- _Excerpted passage_:
MAGIC Agent Skills is now open source! Star on GitHub
MAGIC Agent SkillsMAGIC Agent Skills
Skills

linguistic-lexicon

Lexicography for ML: dictionary-building methodology, sense-splitting vs lumping decisions, MWE inventories for RAG glossary injection and MT post-edit, citation-form conventions, and variant handling. Optional Mindset specialist.

Overview

Lexicography is the unsexy specialty that quietly determines whether RAG, MT, and structured extraction work. A lexicon with wrong sense splits produces bad WSD eval scores. A lexicon without MWEs produces silent literal mistranslation ("kick the bucket" → three unrelated words). Treat lexicon construction as ML infrastructure, not an afterthought.

Pipeline Position

Phase: Optional (Phase 4) — activate when building a domain lexicon for RAG, MT post-edit, or WSD eval

When to activate: After linguistic-semantics identifies OMW coverage gaps or when domain-specific terminology is needed for RAG grounding

When It Activates

  • Building a target-language lexicon for MT post-edit, RAG glossary injection, or technical-domain control
  • Deciding sense-splitting vs sense-lumping policy for WSD eval
  • Designing MWE inventory for low-resource MT
  • Citation-form conventions per script / language family

When NOT to use: Sense-disambiguation eval directly → linguistic-semantics. Pure morphological paradigms → linguistic-morph.

- _To be done_:
**A)** Can you reproduce the lexicography skill page word for word, between "Lexicography for ML: dictionary-building" and "not an afterthought.", inclusive?
**B)** What comes next on the lexicography skill page? Write the part that follows its final line.

- _Dataset records_:
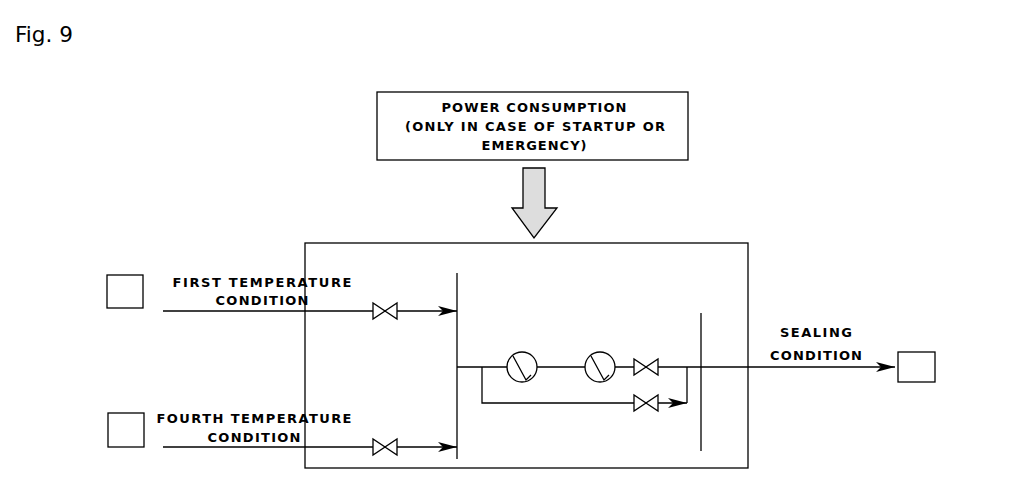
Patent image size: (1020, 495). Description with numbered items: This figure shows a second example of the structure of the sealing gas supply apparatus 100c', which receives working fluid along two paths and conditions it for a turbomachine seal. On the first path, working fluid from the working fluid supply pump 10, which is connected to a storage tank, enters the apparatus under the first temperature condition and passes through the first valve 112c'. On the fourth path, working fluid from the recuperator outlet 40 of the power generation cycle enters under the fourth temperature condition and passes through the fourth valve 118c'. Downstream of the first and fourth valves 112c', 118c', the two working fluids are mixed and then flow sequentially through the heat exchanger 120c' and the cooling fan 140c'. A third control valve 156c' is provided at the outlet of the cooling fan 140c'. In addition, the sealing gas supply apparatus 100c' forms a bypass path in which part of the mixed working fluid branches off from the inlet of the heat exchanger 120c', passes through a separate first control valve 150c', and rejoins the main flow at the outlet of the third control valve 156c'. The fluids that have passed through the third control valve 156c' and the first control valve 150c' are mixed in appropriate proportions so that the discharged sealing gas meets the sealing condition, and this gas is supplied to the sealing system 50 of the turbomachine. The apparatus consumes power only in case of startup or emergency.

The working fluid supply pump 10 is at (125, 291).
The recuperator outlet 40 is at (126, 430).
The sealing system 50 is at (916, 367).
The sealing gas supply apparatus 100c' is at (526, 355).
The first valve 112c' is at (390, 299).
The fourth valve 118c' is at (390, 435).
The heat exchanger 120c' is at (525, 357).
The cooling fan 140c' is at (603, 357).
The third control valve 156c' is at (655, 356).
The first control valve 150c' is at (652, 415).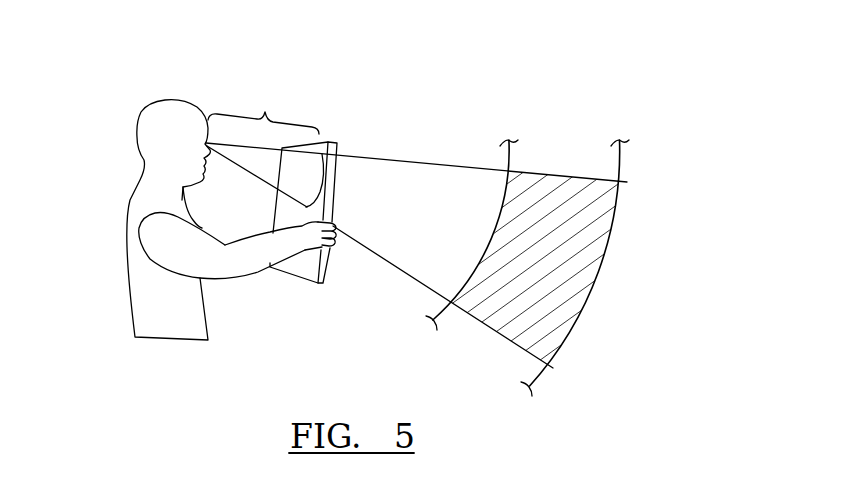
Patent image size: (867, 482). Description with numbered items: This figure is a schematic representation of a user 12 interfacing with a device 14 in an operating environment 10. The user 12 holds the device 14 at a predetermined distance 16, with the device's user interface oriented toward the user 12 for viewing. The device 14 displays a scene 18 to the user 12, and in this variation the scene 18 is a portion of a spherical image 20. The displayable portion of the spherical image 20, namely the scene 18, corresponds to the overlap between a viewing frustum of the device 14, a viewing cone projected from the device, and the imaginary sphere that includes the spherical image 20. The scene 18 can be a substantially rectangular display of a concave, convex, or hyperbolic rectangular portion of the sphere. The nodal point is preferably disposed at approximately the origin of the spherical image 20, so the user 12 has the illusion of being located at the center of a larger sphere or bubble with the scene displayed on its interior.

The operating environment 10 is at (615, 73).
The user 12 is at (137, 128).
The device 14 is at (337, 173).
The predetermined distance 16 is at (263, 109).
The scene 18 is at (583, 263).
The spherical image 20 is at (583, 167).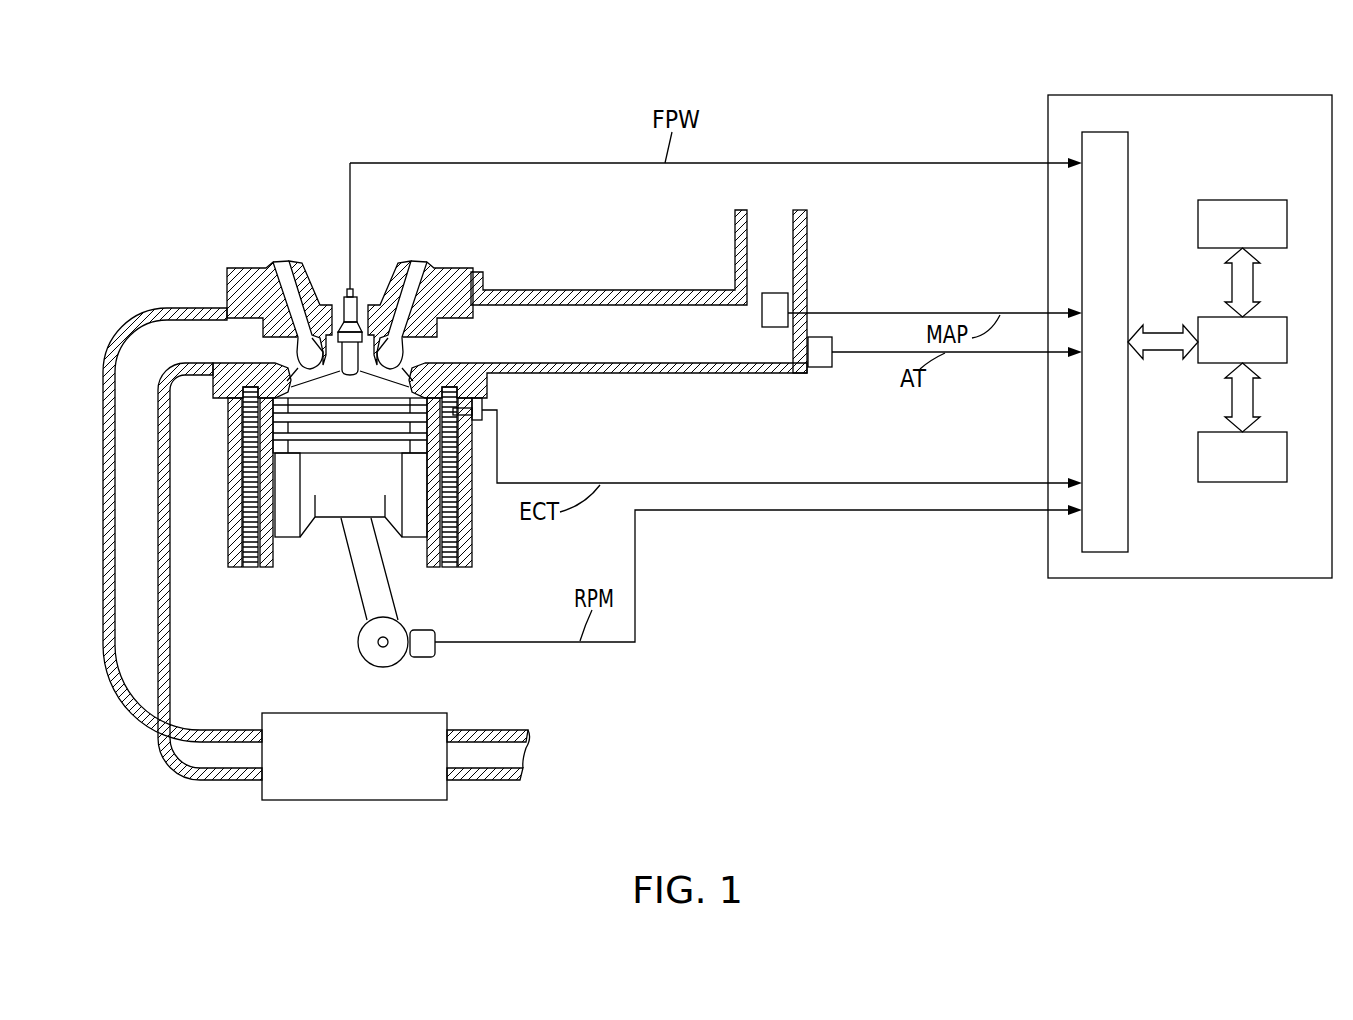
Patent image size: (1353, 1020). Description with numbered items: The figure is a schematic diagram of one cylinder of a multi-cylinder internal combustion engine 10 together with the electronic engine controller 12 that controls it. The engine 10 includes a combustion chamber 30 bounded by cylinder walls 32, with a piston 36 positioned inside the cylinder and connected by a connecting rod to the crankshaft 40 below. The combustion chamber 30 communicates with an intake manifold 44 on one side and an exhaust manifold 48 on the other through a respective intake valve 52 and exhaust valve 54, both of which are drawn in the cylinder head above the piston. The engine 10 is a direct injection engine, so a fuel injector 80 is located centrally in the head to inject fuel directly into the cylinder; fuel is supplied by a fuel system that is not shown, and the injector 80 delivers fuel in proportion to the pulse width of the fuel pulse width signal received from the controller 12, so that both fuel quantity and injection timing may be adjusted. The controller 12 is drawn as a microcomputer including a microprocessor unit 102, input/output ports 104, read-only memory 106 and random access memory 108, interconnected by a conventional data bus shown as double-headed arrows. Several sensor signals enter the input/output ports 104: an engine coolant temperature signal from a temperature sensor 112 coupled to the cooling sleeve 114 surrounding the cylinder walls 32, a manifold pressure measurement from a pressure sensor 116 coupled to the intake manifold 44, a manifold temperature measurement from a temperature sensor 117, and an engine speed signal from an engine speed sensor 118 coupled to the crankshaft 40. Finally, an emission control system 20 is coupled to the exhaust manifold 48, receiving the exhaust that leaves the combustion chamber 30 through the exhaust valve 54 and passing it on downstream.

The internal combustion engine 10 is at (194, 242).
The electronic engine controller 12 is at (1187, 95).
The emission control system 20 is at (318, 713).
The combustion chamber 30 is at (337, 387).
The cylinder walls 32 is at (272, 560).
The piston 36 is at (370, 495).
The crankshaft 40 is at (388, 657).
The intake manifold 44 is at (712, 342).
The exhaust manifold 48 is at (121, 400).
The intake valve 52 is at (403, 364).
The exhaust valve 54 is at (297, 364).
The fuel injector 80 is at (346, 291).
The microprocessor unit 102 is at (1280, 317).
The input/output ports 104 is at (1130, 147).
The read-only memory 106 is at (1243, 200).
The random access memory 108 is at (1277, 432).
The temperature sensor 112 is at (483, 404).
The cooling sleeve 114 is at (453, 569).
The pressure sensor 116 is at (781, 293).
The temperature sensor 117 is at (819, 368).
The engine speed sensor 118 is at (440, 650).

- _Answers by task_:
**A)**
Lexicography for ML: dictionary-building methodology, sense-splitting vs lumping decisions, MWE inventories for RAG glossary injection and MT post-edit, citation-form conventions, and variant handling. Optional Mindset specialist.

Overview

Lexicography is the unsexy specialty that quietly determines whether RAG, MT, and structured extraction work. A lexicon with wrong sense splits produces bad WSD eval scores. A lexicon without MWEs produces silent literal mistranslation ("kick the bucket" → three unrelated words). Treat lexicon construction as ML infrastructure, not an afterthought.

**B)**
What It Does

Sense Splitting vs Lumping

A corpus-design decision, not just lexicographic preference:

  • Granular splits: enable fine-grained WSD eval; harder to annotate consistently
  • Lumped splits: easier annotation consistency; trivialize WSD eval

Choose by use case. Atkins & Rundell (The Oxford Guide to Practical Lexicography, 2008) is canonical on this decision.

MWE Inventories

MWEs (multi-word expressions, idioms, light verbs) drive RAG glossary injection and MT post-edit quality. "Kick the bucket" / "let the cat out of the bag" — without MWE-aware processing, MT silently mistranslates literally. Cross-reference linguistic-semantics/references/mwe_parseme.md.

Citation-Form Conventions

Script/FamilyCitation Form
Latin/Cyrillic (inflectional)Nominative singular / infinitive
Semitic (Arabic, Hebrew)Root form
Isolating (Mandarin, Thai)Character sequence
Per-script convention appliesDocument in lexicon metadata

Variant Handling

Spelling variants, dialect variants, pre-reform vs post-reform spellings — document policy explicitly. Undocumented variant handling compounds noise across the lexicon.

Cross-Lingual Lexicon Sources

ResourceCoverageUse
WiktionaryMultilingual, community-curatedStarting source; quality varies
DBnaryWiktionary as RDF/structuredProgrammatic access
PanLexMeta-lexical resource, many bilingual dictsLow-resource bridging
MUSE (Facebook)Bilingual lexicons, 110 languagesCross-lingual embeddings

Never treat Wiktionary as gold for production work — useful starting source, quality varies widely.

Low-Resource Lexicon Construction

Bootstrap via cognate sets (cross-reference linguistic-historical) → community refinement → curator pass.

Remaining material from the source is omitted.